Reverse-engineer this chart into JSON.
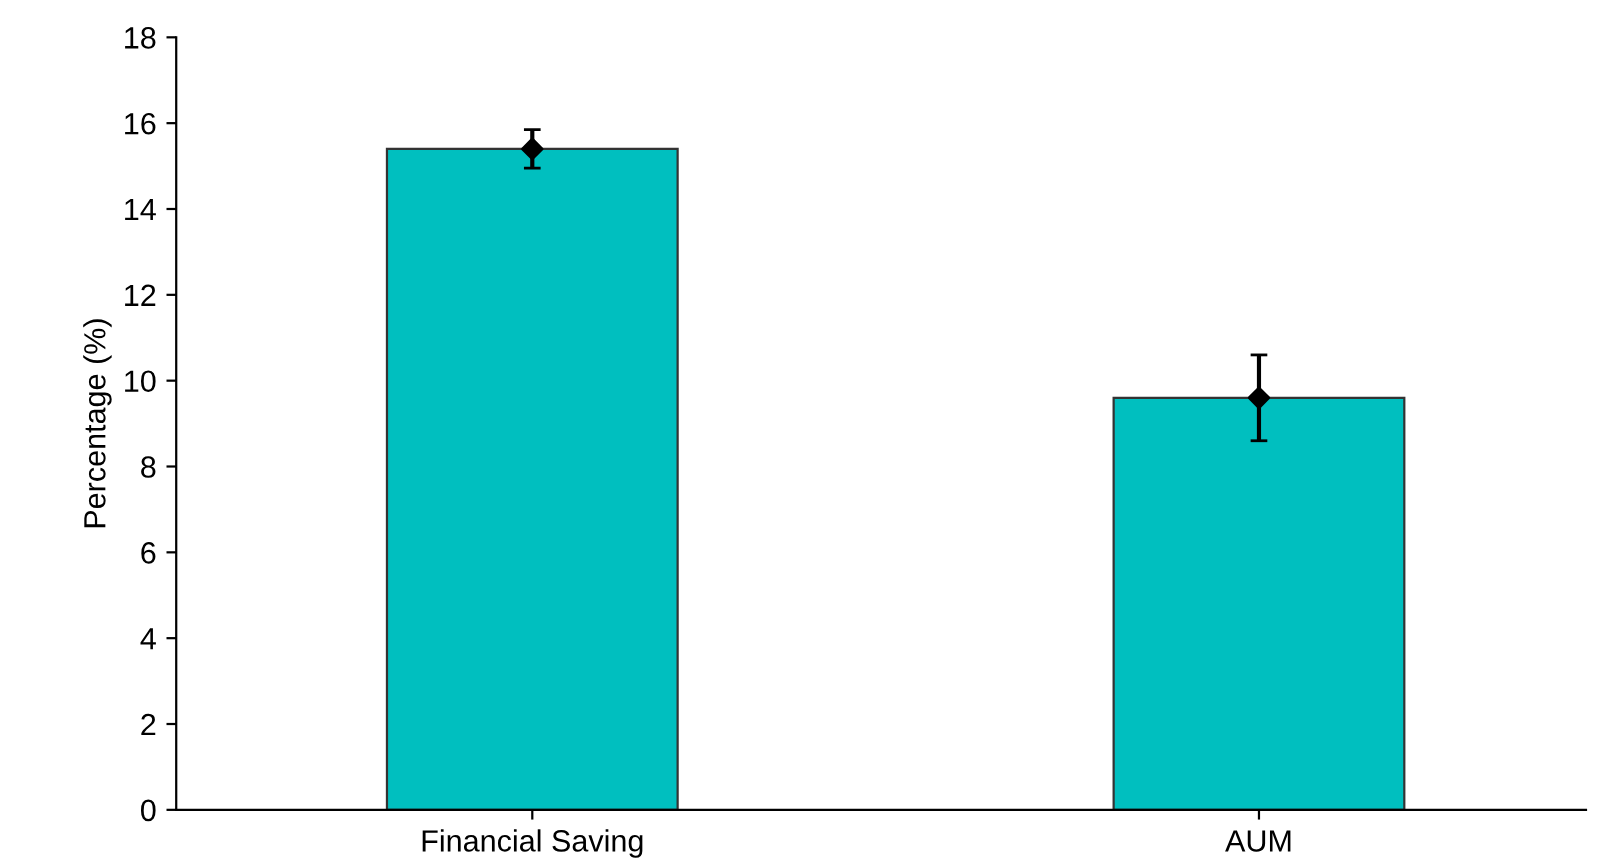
{
  "chart_data": {
    "type": "bar",
    "ylabel": "Percentage (%)",
    "categories": [
      "Financial Saving",
      "AUM"
    ],
    "series": [
      {
        "color": "#00bfbf",
        "values": [
          15.4,
          9.6
        ]
      },
      {
        "type": "scatter",
        "x": [
          "Financial Saving",
          "AUM"
        ],
        "color": "#000000",
        "values": [
          15.4,
          9.6
        ],
        "errors": [
          0.45,
          1.0
        ]
      }
    ],
    "marker": "diamond",
    "ylim": [
      0,
      18
    ],
    "yticks": [
      0,
      2,
      4,
      6,
      8,
      10,
      12,
      14,
      16,
      18
    ],
    "grid": false,
    "legend": false
  }
}
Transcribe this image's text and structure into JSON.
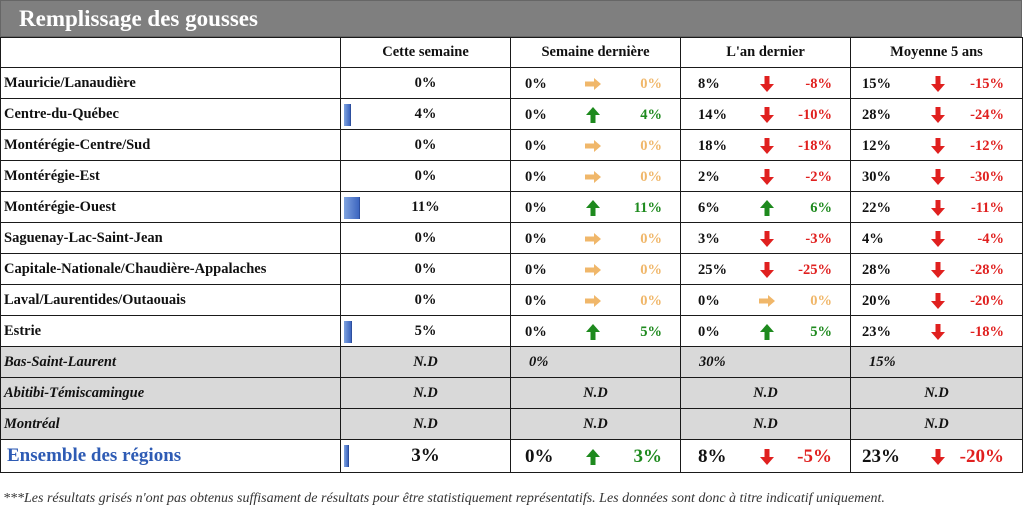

WHAT THE EXERCISE ASKS — Reproduce all of the data exactly; the pictures do not belong in the copy.

PROBLEM SOLUTION —
Reverse-engineer this chart into JSON.
{
  "chart_data": {
    "type": "bar",
    "ylabel": "Percentage (%)",
    "categories": [
      "Financial Saving",
      "AUM"
    ],
    "series": [
      {
        "color": "#00bfbf",
        "values": [
          15.4,
          9.6
        ]
      },
      {
        "type": "scatter",
        "x": [
          "Financial Saving",
          "AUM"
        ],
        "color": "#000000",
        "values": [
          15.4,
          9.6
        ],
        "errors": [
          0.45,
          1.0
        ]
      }
    ],
    "marker": "diamond",
    "ylim": [
      0,
      18
    ],
    "yticks": [
      0,
      2,
      4,
      6,
      8,
      10,
      12,
      14,
      16,
      18
    ],
    "grid": false,
    "legend": false
  }
}
Transcribe this image's text and structure into JSON.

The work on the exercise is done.